Problem ▸ Exactly as they appear, output all of the entries.

>> Begin

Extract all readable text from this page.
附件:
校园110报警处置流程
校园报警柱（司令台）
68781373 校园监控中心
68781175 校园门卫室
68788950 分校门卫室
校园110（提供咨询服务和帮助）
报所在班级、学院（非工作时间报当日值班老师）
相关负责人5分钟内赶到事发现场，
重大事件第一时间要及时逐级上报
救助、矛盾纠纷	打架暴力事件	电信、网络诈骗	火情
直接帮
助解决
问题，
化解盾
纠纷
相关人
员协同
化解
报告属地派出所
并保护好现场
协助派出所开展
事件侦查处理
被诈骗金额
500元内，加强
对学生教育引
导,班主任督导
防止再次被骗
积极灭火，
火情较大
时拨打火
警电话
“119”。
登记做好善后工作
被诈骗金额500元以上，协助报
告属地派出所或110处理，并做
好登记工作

>> End

Written answer ▸
Extract all readable text from this page.
附件:
校园110报警处置流程
校园报警柱（司令台）
68781373 校园监控中心
68781175 校园门卫室
68788950 分校门卫室
校园110（提供咨询服务和帮助）
报所在班级、学院（非工作时间报当日值班老师）
相关负责人5分钟内赶到事发现场，
重大事件第一时间要及时逐级上报
救助、矛盾纠纷	打架暴力事件	电信、网络诈骗	火情
直接帮
助解决
问题，
化解盾
纠纷
相关人
员协同
化解
报告属地派出所
并保护好现场
协助派出所开展
事件侦查处理
被诈骗金额
500元内，加强
对学生教育引
导,班主任督导
防止再次被骗
积极灭火，
火情较大
时拨打火
警电话
“119”。
登记做好善后工作
被诈骗金额500元以上，协助报
告属地派出所或110处理，并做
好登记工作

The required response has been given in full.